:: DATA PROVIDED ::

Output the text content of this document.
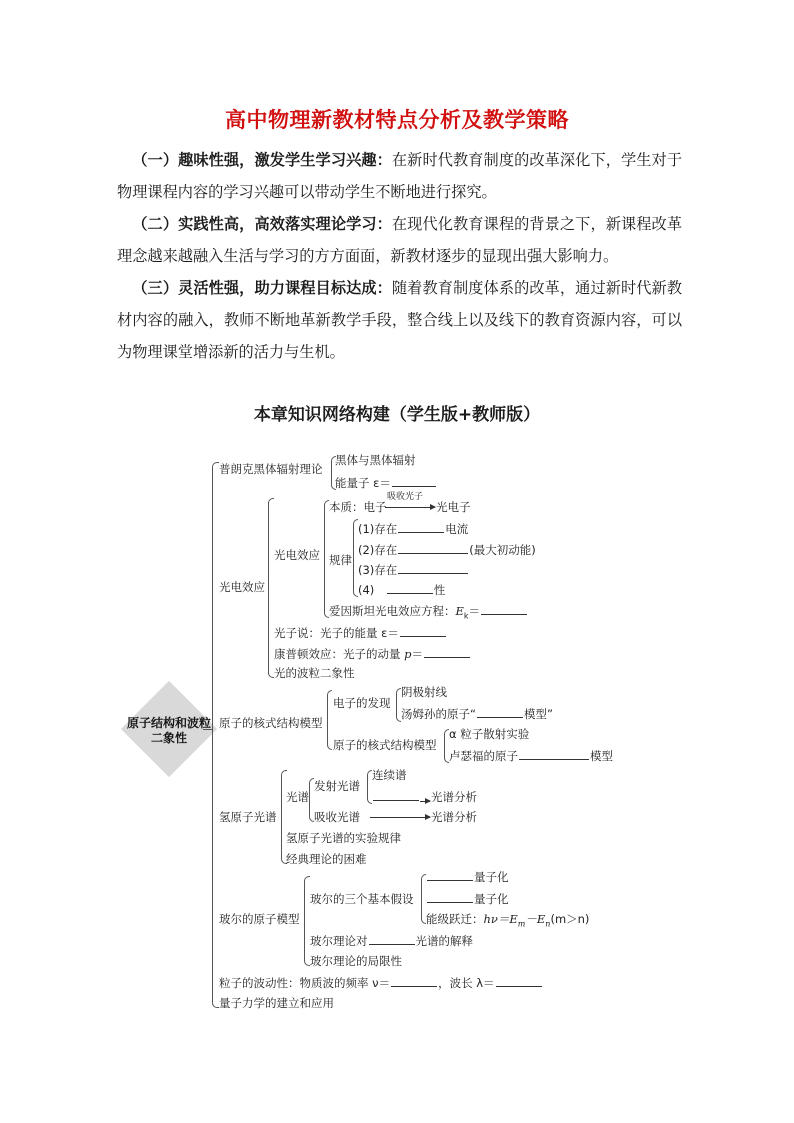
高中物理新教材特点分析及教学策略
 （一）趣味性强，激发学生学习兴趣：在新时代教育制度的改革深化下，学生对于物理课程内容的学习兴趣可以带动学生不断地进行探究。
 （二）实践性高，高效落实理论学习：在现代化教育课程的背景之下，新课程改革理念越来越融入生活与学习的方方面面，新教材逐步的显现出强大影响力。
 （三）灵活性强，助力课程目标达成：随着教育制度体系的改革，通过新时代新教材内容的融入，教师不断地革新教学手段，整合线上以及线下的教育资源内容，可以为物理课堂增添新的活力与生机。
本章知识网络构建（学生版+教师版）
原子结构和波粒二象性
普朗克黑体辐射理论
黑体与黑体辐射
能量子 ε＝
光电效应
光电效应
本质：电子
吸收光子
光电子
规律
(1)存在	电流
(2)存在	(最大初动能)
(3)存在
(4) 	性
爱因斯坦光电效应方程：$E_k=$
光子说：光子的能量 ε＝
康普顿效应：光子的动量 p＝
光的波粒二象性
原子的核式结构模型
电子的发现
阴极射线
汤姆孙的原子“	模型”
原子的核式结构模型
α 粒子散射实验
卢瑟福的原子	模型
氢原子光谱
光谱
发射光谱
连续谱
光谱分析
吸收光谱	光谱分析
氢原子光谱的实验规律
经典理论的困难
玻尔的原子模型
玻尔的三个基本假设
量子化
量子化
能级跃迁：$h\nu=E_m-E_n(m>n)$
玻尔理论对	光谱的解释
玻尔理论的局限性
粒子的波动性：物质波的频率 ν＝	，波长 λ＝
量子力学的建立和应用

:::

AIM OF THE TASK —
The data above needs to be retyped exactly, with the images left out.

RESULT —
Output the text content of this document.
高中物理新教材特点分析及教学策略
 （一）趣味性强，激发学生学习兴趣：在新时代教育制度的改革深化下，学生对于物理课程内容的学习兴趣可以带动学生不断地进行探究。
 （二）实践性高，高效落实理论学习：在现代化教育课程的背景之下，新课程改革理念越来越融入生活与学习的方方面面，新教材逐步的显现出强大影响力。
 （三）灵活性强，助力课程目标达成：随着教育制度体系的改革，通过新时代新教材内容的融入，教师不断地革新教学手段，整合线上以及线下的教育资源内容，可以为物理课堂增添新的活力与生机。
本章知识网络构建（学生版+教师版）
原子结构和波粒二象性
普朗克黑体辐射理论
黑体与黑体辐射
能量子 ε＝
光电效应
光电效应
本质：电子
吸收光子
光电子
规律
(1)存在	电流
(2)存在	(最大初动能)
(3)存在
(4) 	性
爱因斯坦光电效应方程：$E_k=$
光子说：光子的能量 ε＝
康普顿效应：光子的动量 p＝
光的波粒二象性
原子的核式结构模型
电子的发现
阴极射线
汤姆孙的原子“	模型”
原子的核式结构模型
α 粒子散射实验
卢瑟福的原子	模型
氢原子光谱
光谱
发射光谱
连续谱
光谱分析
吸收光谱	光谱分析
氢原子光谱的实验规律
经典理论的困难
玻尔的原子模型
玻尔的三个基本假设
量子化
量子化
能级跃迁：$h\nu=E_m-E_n(m>n)$
玻尔理论对	光谱的解释
玻尔理论的局限性
粒子的波动性：物质波的频率 ν＝	，波长 λ＝
量子力学的建立和应用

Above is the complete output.